### INFORMATION SHOWN
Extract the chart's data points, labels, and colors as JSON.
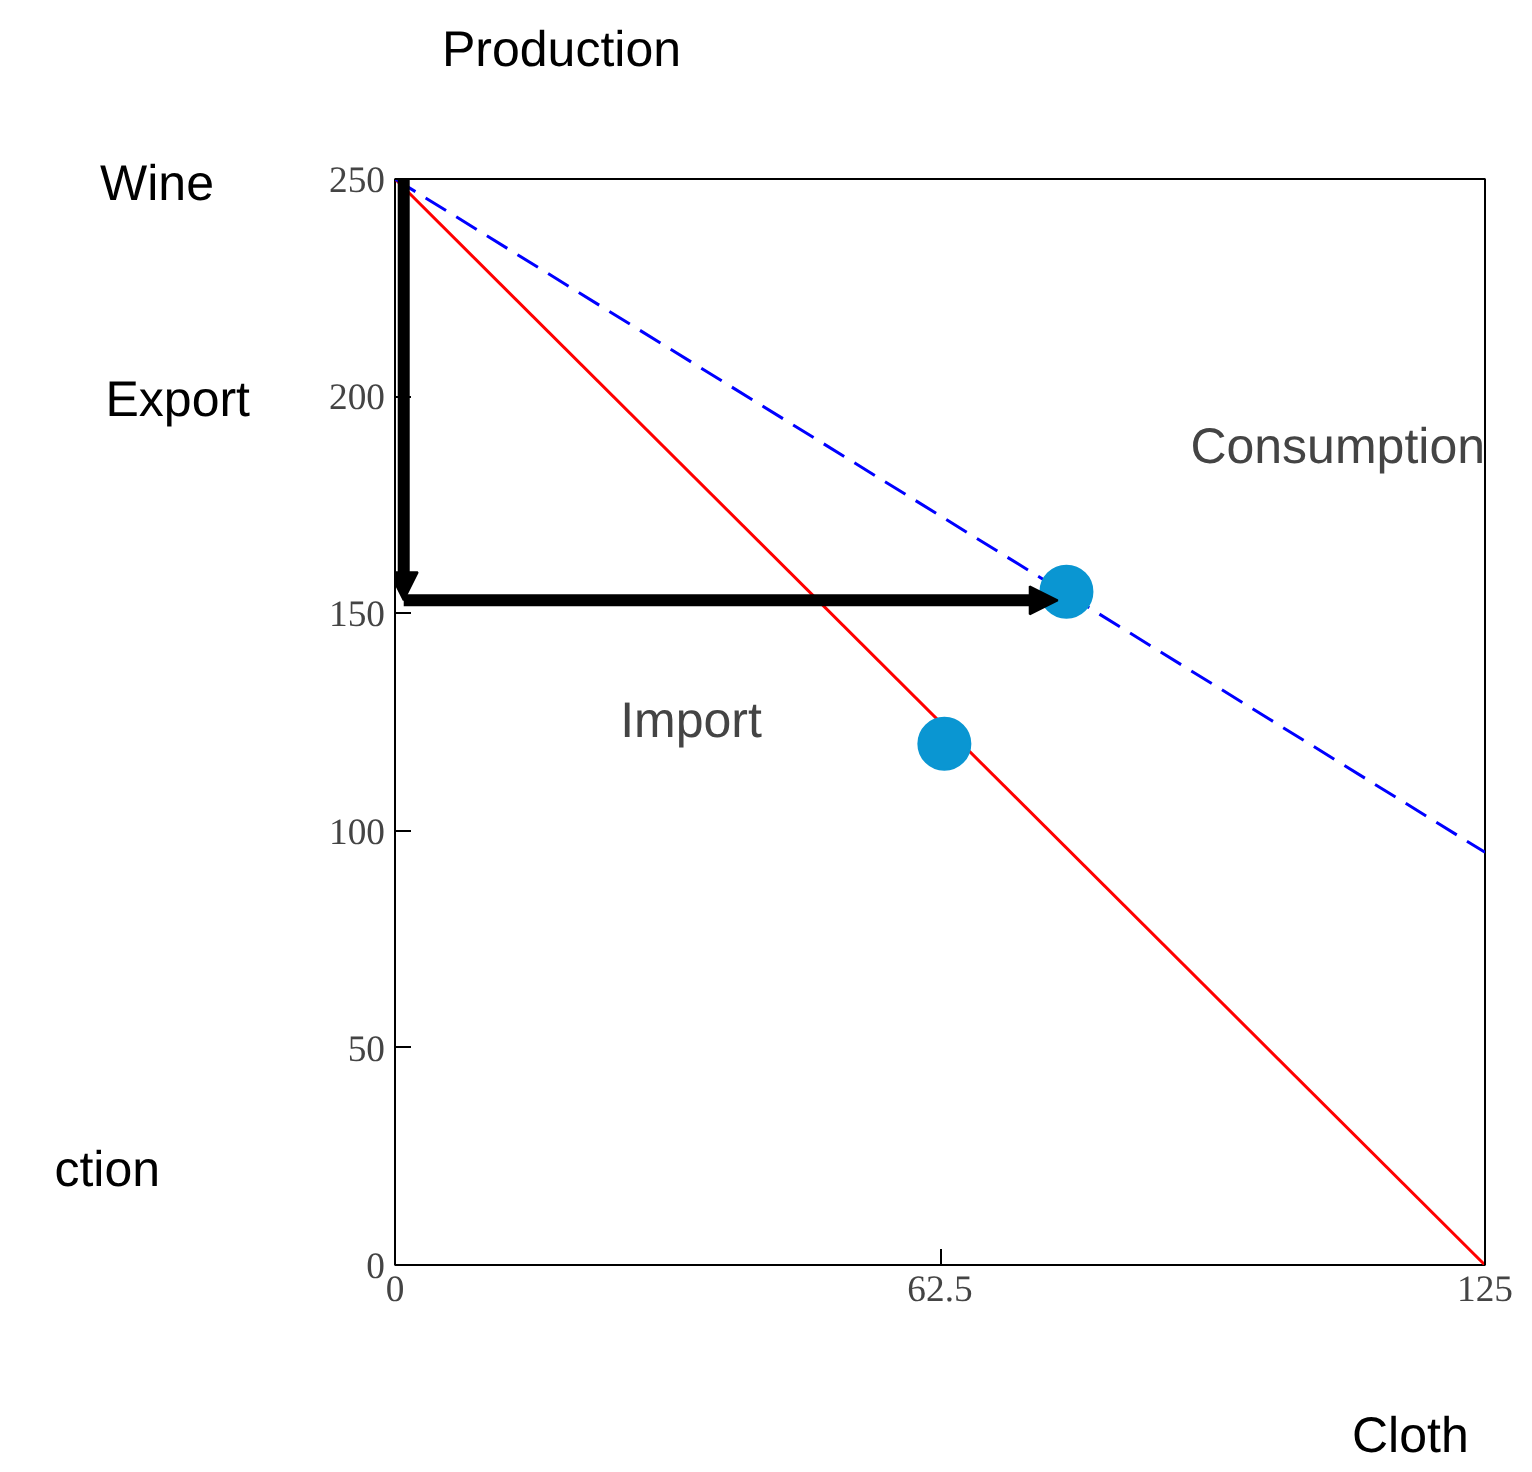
{
  "chart_data": {
    "type": "line",
    "title": "Production",
    "xlabel": "Cloth",
    "ylabel": "Wine",
    "annotations": [
      "Export",
      "Consumption",
      "Import",
      "ction"
    ],
    "xlim": [
      0,
      125
    ],
    "ylim": [
      0,
      250
    ],
    "xticks": [
      0,
      62.5,
      125
    ],
    "yticks": [
      0,
      50,
      100,
      150,
      200,
      250
    ],
    "grid": false,
    "series": [
      {
        "color": "#ff0000",
        "x": [
          0,
          125
        ],
        "values": [
          250,
          0
        ],
        "line_style": "solid"
      },
      {
        "color": "#0000ff",
        "x": [
          0,
          125
        ],
        "values": [
          250,
          95
        ],
        "line_style": "dashed"
      },
      {
        "type": "scatter",
        "color": "#0a96d2",
        "x": [
          63,
          77
        ],
        "values": [
          120,
          155
        ],
        "marker": "circle"
      }
    ]
  }
}
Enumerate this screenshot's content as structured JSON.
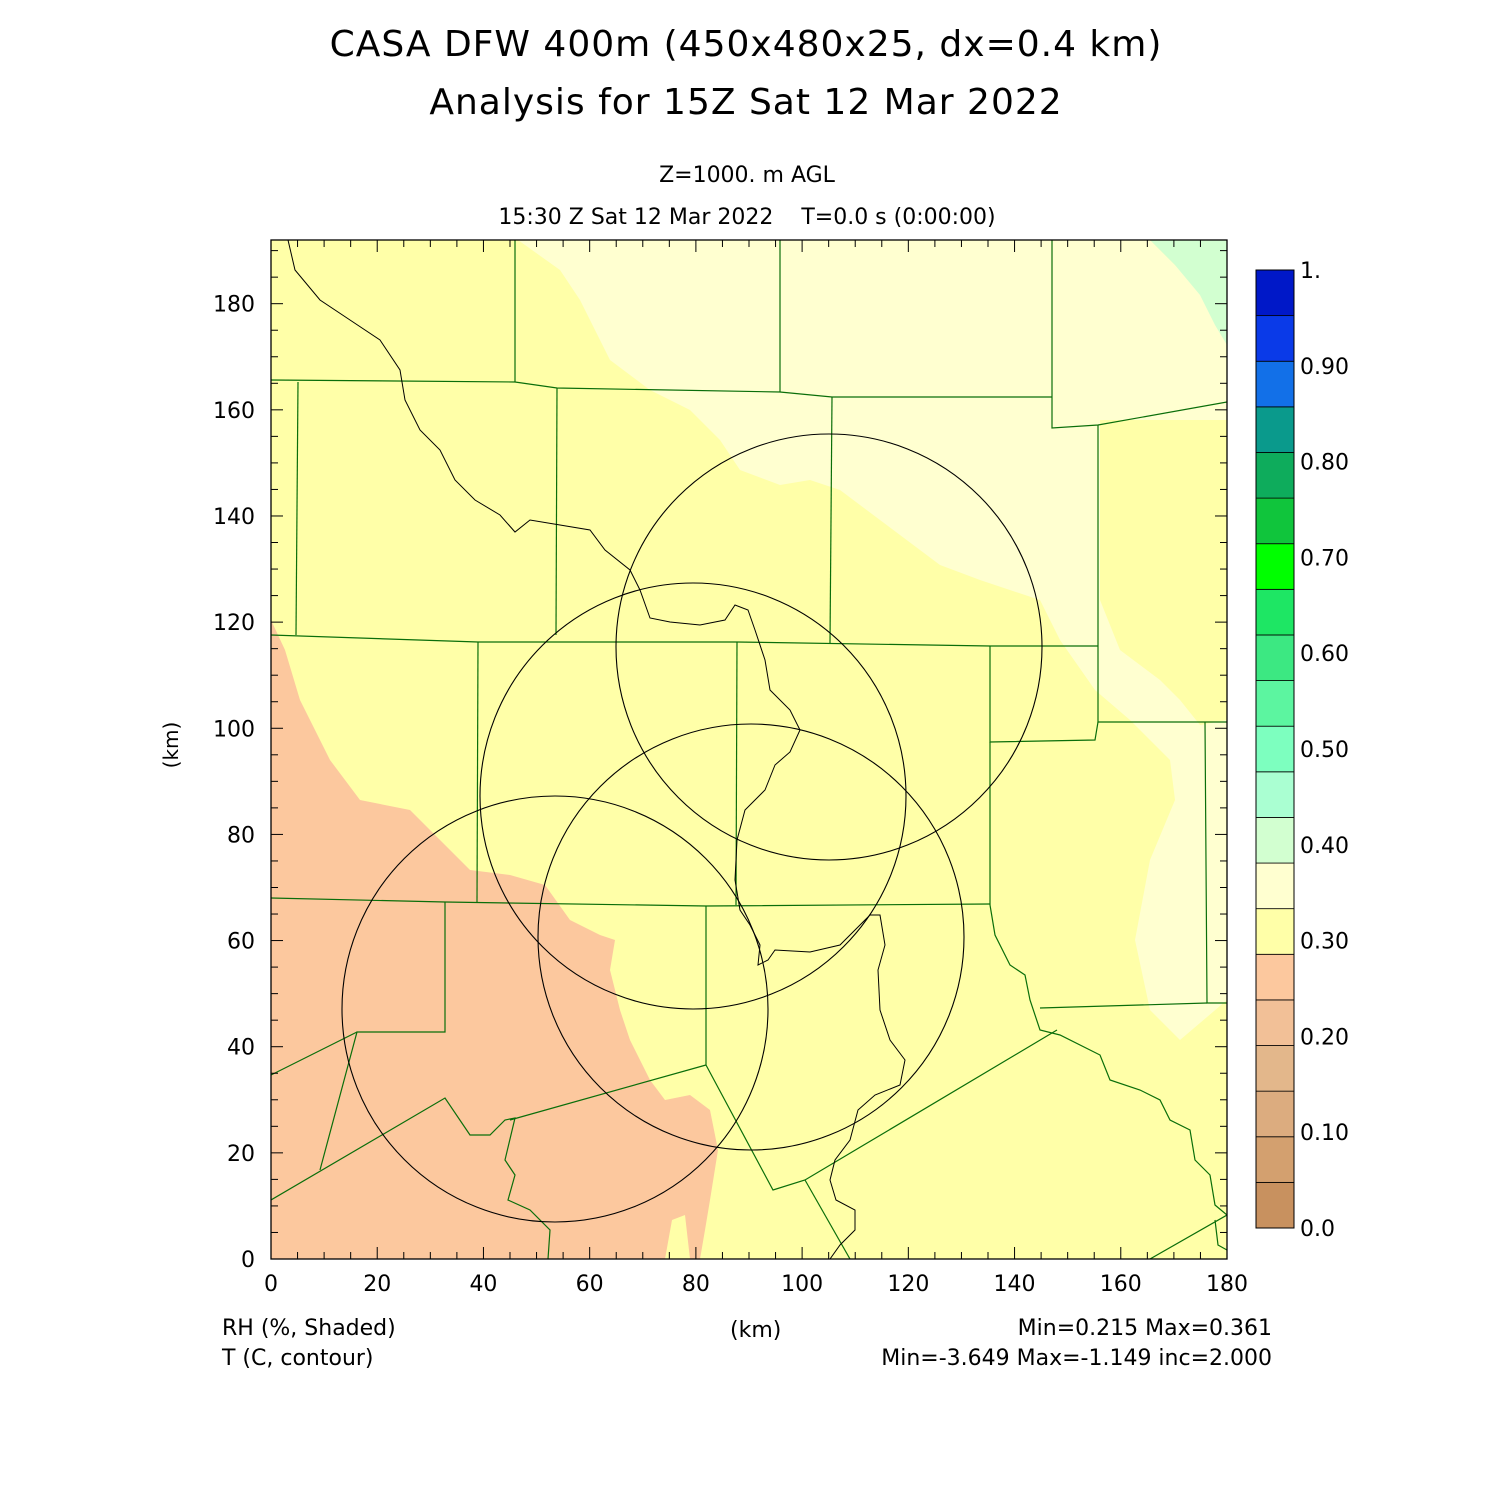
{
  "header": {
    "title_line1": "CASA DFW 400m (450x480x25, dx=0.4 km)",
    "title_line2": "Analysis for 15Z Sat 12 Mar 2022",
    "level": "Z=1000. m AGL",
    "valid_time": "15:30 Z Sat 12 Mar 2022    T=0.0 s (0:00:00)"
  },
  "axes": {
    "x_label": "(km)",
    "y_label": "(km)",
    "x_ticks": [
      "0",
      "20",
      "40",
      "60",
      "80",
      "100",
      "120",
      "140",
      "160",
      "180"
    ],
    "y_ticks": [
      "0",
      "20",
      "40",
      "60",
      "80",
      "100",
      "120",
      "140",
      "160",
      "180"
    ],
    "x_range": [
      0,
      180
    ],
    "y_range": [
      0,
      192
    ]
  },
  "colorbar": {
    "labels": [
      "1.",
      "0.90",
      "0.80",
      "0.70",
      "0.60",
      "0.50",
      "0.40",
      "0.30",
      "0.20",
      "0.10",
      "0.0"
    ],
    "colors": [
      "#c8915f",
      "#d3a06f",
      "#dcac7f",
      "#e3b78b",
      "#f2c097",
      "#fcc89e",
      "#ffffa8",
      "#ffffd0",
      "#d2ffd0",
      "#aaffd2",
      "#7dffbf",
      "#5cf5a0",
      "#3ce882",
      "#1ee664",
      "#00ff00",
      "#10c53c",
      "#0eac5c",
      "#0a9a8c",
      "#1270e8",
      "#0a3ae8",
      "#0018c8"
    ]
  },
  "legend": {
    "shaded": "RH (%, Shaded)",
    "contour": "T (C, contour)",
    "center_label": "(km)",
    "shaded_stats": "Min=0.215 Max=0.361",
    "contour_stats": "Min=-3.649 Max=-1.149 inc=2.000"
  },
  "map": {
    "radar_rings_km": [
      {
        "cx": 105,
        "cy": 116,
        "r": 40
      },
      {
        "cx": 79,
        "cy": 88,
        "r": 40
      },
      {
        "cx": 91,
        "cy": 62,
        "r": 40
      },
      {
        "cx": 55,
        "cy": 49,
        "r": 40
      }
    ],
    "fill_colors": {
      "dry": "#fcc89e",
      "mid": "#ffffa8",
      "moist": "#ffffd0",
      "green": "#d2ffd0"
    },
    "line_colors": {
      "county": "#0a6e0a",
      "contour": "#000000"
    }
  }
}
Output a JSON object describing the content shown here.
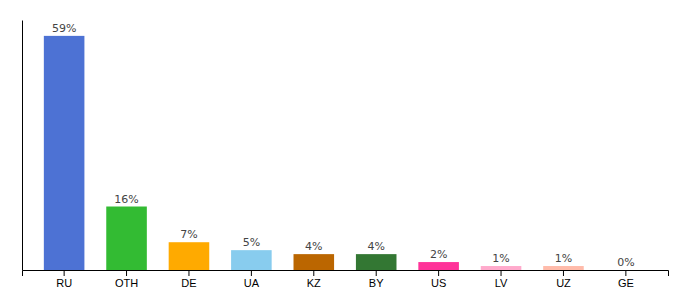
{
  "chart_data": {
    "type": "bar",
    "categories": [
      "RU",
      "OTH",
      "DE",
      "UA",
      "KZ",
      "BY",
      "US",
      "LV",
      "UZ",
      "GE"
    ],
    "values": [
      59,
      16,
      7,
      5,
      4,
      4,
      2,
      1,
      1,
      0
    ],
    "value_labels": [
      "59%",
      "16%",
      "7%",
      "5%",
      "4%",
      "4%",
      "2%",
      "1%",
      "1%",
      "0%"
    ],
    "colors": [
      "#4d72d4",
      "#33bb33",
      "#ffaa00",
      "#88ccee",
      "#bb6600",
      "#337733",
      "#ff3399",
      "#ffaacc",
      "#ffbbaa",
      "#eeeeee"
    ],
    "ylim": [
      0,
      63
    ],
    "grid": false,
    "data_labels": true,
    "tick_labels": "x"
  }
}
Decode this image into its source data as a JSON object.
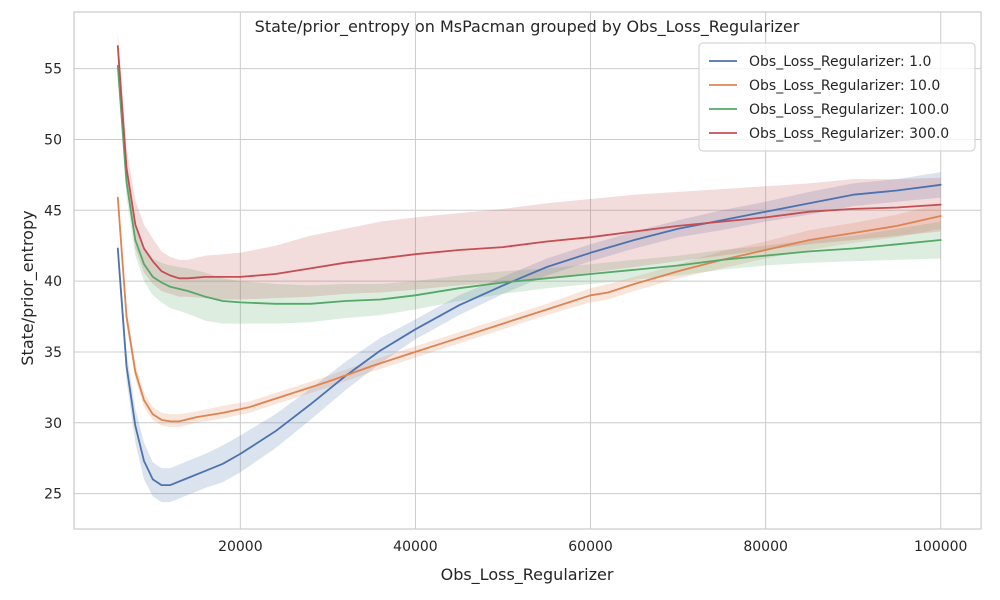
######
EXERCISE INSTRUCTIONS: Leave the pictures out, and print every line of the listing exactly as written.

SOLUTION TO THIS EXERCISE:
Extract the chart's data points, labels, and colors as JSON.
{
  "chart_data": {
    "type": "line",
    "title": "Production",
    "xlabel": "Cloth",
    "ylabel": "Wine",
    "annotations": [
      "Export",
      "Consumption",
      "Import",
      "ction"
    ],
    "xlim": [
      0,
      125
    ],
    "ylim": [
      0,
      250
    ],
    "xticks": [
      0,
      62.5,
      125
    ],
    "yticks": [
      0,
      50,
      100,
      150,
      200,
      250
    ],
    "grid": false,
    "series": [
      {
        "color": "#ff0000",
        "x": [
          0,
          125
        ],
        "values": [
          250,
          0
        ],
        "line_style": "solid"
      },
      {
        "color": "#0000ff",
        "x": [
          0,
          125
        ],
        "values": [
          250,
          95
        ],
        "line_style": "dashed"
      },
      {
        "type": "scatter",
        "color": "#0a96d2",
        "x": [
          63,
          77
        ],
        "values": [
          120,
          155
        ],
        "marker": "circle"
      }
    ]
  }
}
Enumerate this screenshot's content as structured JSON.
{
  "header": {
    "title_line1": "CASA DFW 400m (450x480x25, dx=0.4 km)",
    "title_line2": "Analysis for 15Z Sat 12 Mar 2022",
    "level": "Z=1000. m AGL",
    "valid_time": "15:30 Z Sat 12 Mar 2022    T=0.0 s (0:00:00)"
  },
  "axes": {
    "x_label": "(km)",
    "y_label": "(km)",
    "x_ticks": [
      "0",
      "20",
      "40",
      "60",
      "80",
      "100",
      "120",
      "140",
      "160",
      "180"
    ],
    "y_ticks": [
      "0",
      "20",
      "40",
      "60",
      "80",
      "100",
      "120",
      "140",
      "160",
      "180"
    ],
    "x_range": [
      0,
      180
    ],
    "y_range": [
      0,
      192
    ]
  },
  "colorbar": {
    "labels": [
      "1.",
      "0.90",
      "0.80",
      "0.70",
      "0.60",
      "0.50",
      "0.40",
      "0.30",
      "0.20",
      "0.10",
      "0.0"
    ],
    "colors": [
      "#c8915f",
      "#d3a06f",
      "#dcac7f",
      "#e3b78b",
      "#f2c097",
      "#fcc89e",
      "#ffffa8",
      "#ffffd0",
      "#d2ffd0",
      "#aaffd2",
      "#7dffbf",
      "#5cf5a0",
      "#3ce882",
      "#1ee664",
      "#00ff00",
      "#10c53c",
      "#0eac5c",
      "#0a9a8c",
      "#1270e8",
      "#0a3ae8",
      "#0018c8"
    ]
  },
  "legend": {
    "shaded": "RH (%, Shaded)",
    "contour": "T (C, contour)",
    "center_label": "(km)",
    "shaded_stats": "Min=0.215 Max=0.361",
    "contour_stats": "Min=-3.649 Max=-1.149 inc=2.000"
  },
  "map": {
    "radar_rings_km": [
      {
        "cx": 105,
        "cy": 116,
        "r": 40
      },
      {
        "cx": 79,
        "cy": 88,
        "r": 40
      },
      {
        "cx": 91,
        "cy": 62,
        "r": 40
      },
      {
        "cx": 55,
        "cy": 49,
        "r": 40
      }
    ],
    "fill_colors": {
      "dry": "#fcc89e",
      "mid": "#ffffa8",
      "moist": "#ffffd0",
      "green": "#d2ffd0"
    },
    "line_colors": {
      "county": "#0a6e0a",
      "contour": "#000000"
    }
  }
}
Output a JSON object describing the content shown here.
{
  "chart_data": {
    "type": "bar",
    "categories": [
      "RU",
      "OTH",
      "DE",
      "UA",
      "KZ",
      "BY",
      "US",
      "LV",
      "UZ",
      "GE"
    ],
    "values": [
      59,
      16,
      7,
      5,
      4,
      4,
      2,
      1,
      1,
      0
    ],
    "value_labels": [
      "59%",
      "16%",
      "7%",
      "5%",
      "4%",
      "4%",
      "2%",
      "1%",
      "1%",
      "0%"
    ],
    "colors": [
      "#4d72d4",
      "#33bb33",
      "#ffaa00",
      "#88ccee",
      "#bb6600",
      "#337733",
      "#ff3399",
      "#ffaacc",
      "#ffbbaa",
      "#eeeeee"
    ],
    "ylim": [
      0,
      63
    ],
    "grid": false,
    "data_labels": true,
    "tick_labels": "x"
  }
}
Decode this image into its source data as a JSON object.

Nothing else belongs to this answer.